::: 原文

また、本実施例の駆動装置14によれば、電動モータ12のロータ12bは、ロータ12bの内周部に一体的に固設された円筒状のロータ軸24によって回転可能に支持され、内挿管44は、円筒状のロータ軸24の内部空間S3および回転軸16aの軸方向油路16h内に配設されており、内挿管44には、内挿管44に供給されたオイルOilをロータ軸24の内部空間S3へ排出する第3油穴44cおよび第4油穴44dが形成され、ロータ軸24には、ロータ軸24の内部空間S3に供給されたオイルOilを電動モータ12に設けられたステータ12aのコイルエンド12cに向かって放出する第1径方向油路24cおよび第2径方向油路24eが設けられている。このため、第1キャッチタンク42に貯留されたオイルOilの一部は、内挿管44に形成された第3油穴44cおよび第4油穴44dによりロータ軸24の内部空間S3に流出され、そのロータ軸24の内部空間S3に流出されたオイルOilが遠心力によりロータ軸24に設けられた第1径方向油路24cおよび第2径方向油路24eからコイルエンド12cに向かって放出されるので、電動モータ12をオイル供給パイプ36から供給されるオイルOilだけで冷却する場合に比べて好適に電動モータ12を冷却することができる。
次に、本発明の他の実施例を説明する。なお、前述の実施例1と共通する部分には同一の付号を付して説明を省略する。

::::::

| 作業内容 |
原文によると、ロータ軸の内部空間に流出したオイルは、何の力によって第1径方向油路および第2径方向油路からコイルエンドに向かって放出されますか。

::: 項目の抜粋

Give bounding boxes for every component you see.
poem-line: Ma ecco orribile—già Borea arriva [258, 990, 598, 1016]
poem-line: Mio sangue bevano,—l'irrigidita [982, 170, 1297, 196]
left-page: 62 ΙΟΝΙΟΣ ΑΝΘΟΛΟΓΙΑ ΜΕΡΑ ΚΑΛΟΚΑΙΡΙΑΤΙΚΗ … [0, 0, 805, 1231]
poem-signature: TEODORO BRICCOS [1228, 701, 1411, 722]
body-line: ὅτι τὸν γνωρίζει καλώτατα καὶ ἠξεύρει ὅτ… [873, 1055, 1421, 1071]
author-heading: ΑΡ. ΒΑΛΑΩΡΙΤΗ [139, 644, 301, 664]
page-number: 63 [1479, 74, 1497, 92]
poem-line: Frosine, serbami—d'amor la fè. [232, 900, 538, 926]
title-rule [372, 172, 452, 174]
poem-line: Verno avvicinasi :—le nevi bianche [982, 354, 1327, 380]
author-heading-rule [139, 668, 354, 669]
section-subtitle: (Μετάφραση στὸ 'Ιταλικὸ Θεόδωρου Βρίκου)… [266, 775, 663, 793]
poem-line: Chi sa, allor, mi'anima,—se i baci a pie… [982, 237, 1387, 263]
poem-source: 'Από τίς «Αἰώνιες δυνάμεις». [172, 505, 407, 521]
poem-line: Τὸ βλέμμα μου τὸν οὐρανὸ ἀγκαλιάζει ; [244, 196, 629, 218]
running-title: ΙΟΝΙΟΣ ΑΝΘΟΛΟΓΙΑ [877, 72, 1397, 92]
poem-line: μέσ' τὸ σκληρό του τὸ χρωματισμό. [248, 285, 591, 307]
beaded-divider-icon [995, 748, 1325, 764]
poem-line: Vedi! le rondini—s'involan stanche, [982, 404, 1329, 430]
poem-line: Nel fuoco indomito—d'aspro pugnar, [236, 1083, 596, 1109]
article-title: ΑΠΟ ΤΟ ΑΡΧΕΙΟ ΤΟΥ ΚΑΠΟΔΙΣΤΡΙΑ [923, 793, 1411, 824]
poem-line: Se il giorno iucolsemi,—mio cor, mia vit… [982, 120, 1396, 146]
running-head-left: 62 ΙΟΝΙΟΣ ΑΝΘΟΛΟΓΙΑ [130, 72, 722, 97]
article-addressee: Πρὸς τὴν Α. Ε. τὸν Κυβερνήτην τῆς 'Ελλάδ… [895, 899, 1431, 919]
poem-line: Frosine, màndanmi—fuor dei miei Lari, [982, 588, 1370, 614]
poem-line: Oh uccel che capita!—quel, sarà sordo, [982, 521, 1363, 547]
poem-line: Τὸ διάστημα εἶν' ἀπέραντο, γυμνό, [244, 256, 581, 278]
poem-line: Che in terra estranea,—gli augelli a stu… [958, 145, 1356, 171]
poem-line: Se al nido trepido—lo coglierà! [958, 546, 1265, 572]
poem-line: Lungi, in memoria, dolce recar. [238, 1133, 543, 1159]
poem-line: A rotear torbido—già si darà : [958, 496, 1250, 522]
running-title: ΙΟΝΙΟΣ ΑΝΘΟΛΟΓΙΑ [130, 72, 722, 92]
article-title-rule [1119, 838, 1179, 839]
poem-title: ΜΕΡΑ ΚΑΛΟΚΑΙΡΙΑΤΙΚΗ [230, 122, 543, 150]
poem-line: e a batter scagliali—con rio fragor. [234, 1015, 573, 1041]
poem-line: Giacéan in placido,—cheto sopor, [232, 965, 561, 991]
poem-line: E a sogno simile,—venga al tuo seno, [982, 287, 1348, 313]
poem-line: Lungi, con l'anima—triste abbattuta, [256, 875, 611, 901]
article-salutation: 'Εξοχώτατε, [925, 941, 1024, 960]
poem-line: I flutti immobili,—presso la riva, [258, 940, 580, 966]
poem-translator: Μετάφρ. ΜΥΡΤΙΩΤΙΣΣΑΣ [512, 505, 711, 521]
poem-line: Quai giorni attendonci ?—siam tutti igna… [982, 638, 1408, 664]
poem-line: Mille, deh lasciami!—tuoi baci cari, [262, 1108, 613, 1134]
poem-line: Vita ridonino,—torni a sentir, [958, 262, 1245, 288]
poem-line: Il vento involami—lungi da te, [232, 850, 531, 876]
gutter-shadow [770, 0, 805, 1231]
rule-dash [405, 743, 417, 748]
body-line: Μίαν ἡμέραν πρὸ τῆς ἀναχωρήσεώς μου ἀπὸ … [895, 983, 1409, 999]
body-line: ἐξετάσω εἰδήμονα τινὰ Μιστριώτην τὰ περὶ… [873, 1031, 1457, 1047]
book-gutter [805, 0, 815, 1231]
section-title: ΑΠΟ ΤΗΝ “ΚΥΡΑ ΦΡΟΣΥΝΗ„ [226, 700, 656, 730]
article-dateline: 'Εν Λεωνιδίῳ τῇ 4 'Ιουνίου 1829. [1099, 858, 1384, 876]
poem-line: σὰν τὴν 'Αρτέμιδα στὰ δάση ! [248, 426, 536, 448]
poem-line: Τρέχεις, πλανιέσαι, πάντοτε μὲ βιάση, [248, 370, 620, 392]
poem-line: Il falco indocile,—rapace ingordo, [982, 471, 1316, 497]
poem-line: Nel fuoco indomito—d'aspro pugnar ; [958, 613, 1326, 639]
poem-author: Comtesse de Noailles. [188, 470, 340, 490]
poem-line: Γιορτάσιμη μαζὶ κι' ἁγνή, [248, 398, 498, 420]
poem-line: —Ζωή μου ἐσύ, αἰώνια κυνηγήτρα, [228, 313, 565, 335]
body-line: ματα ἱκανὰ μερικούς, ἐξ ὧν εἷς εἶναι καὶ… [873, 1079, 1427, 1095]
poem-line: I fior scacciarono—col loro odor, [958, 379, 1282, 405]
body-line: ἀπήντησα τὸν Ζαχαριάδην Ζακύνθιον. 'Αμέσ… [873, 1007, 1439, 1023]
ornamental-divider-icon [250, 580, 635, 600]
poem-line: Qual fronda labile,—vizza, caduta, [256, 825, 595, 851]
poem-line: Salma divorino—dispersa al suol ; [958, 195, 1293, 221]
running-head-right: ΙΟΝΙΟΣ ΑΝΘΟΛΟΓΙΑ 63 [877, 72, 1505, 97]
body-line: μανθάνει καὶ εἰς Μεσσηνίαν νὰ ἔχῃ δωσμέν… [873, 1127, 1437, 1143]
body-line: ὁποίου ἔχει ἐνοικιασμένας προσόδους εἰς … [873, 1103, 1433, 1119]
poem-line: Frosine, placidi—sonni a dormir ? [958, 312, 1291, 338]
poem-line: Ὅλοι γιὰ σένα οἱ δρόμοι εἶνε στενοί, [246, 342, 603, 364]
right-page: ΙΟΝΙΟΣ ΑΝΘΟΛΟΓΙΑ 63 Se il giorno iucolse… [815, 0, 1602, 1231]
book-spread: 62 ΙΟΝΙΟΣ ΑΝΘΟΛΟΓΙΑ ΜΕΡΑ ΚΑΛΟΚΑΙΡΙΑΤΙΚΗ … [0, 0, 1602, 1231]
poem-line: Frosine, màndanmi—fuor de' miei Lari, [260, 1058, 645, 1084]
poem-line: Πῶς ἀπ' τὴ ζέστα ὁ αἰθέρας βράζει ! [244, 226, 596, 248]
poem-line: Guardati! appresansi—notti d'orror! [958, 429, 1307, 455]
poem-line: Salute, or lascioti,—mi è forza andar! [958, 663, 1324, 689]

::::::

| 作業の結果 |
遠心力によって放出されます。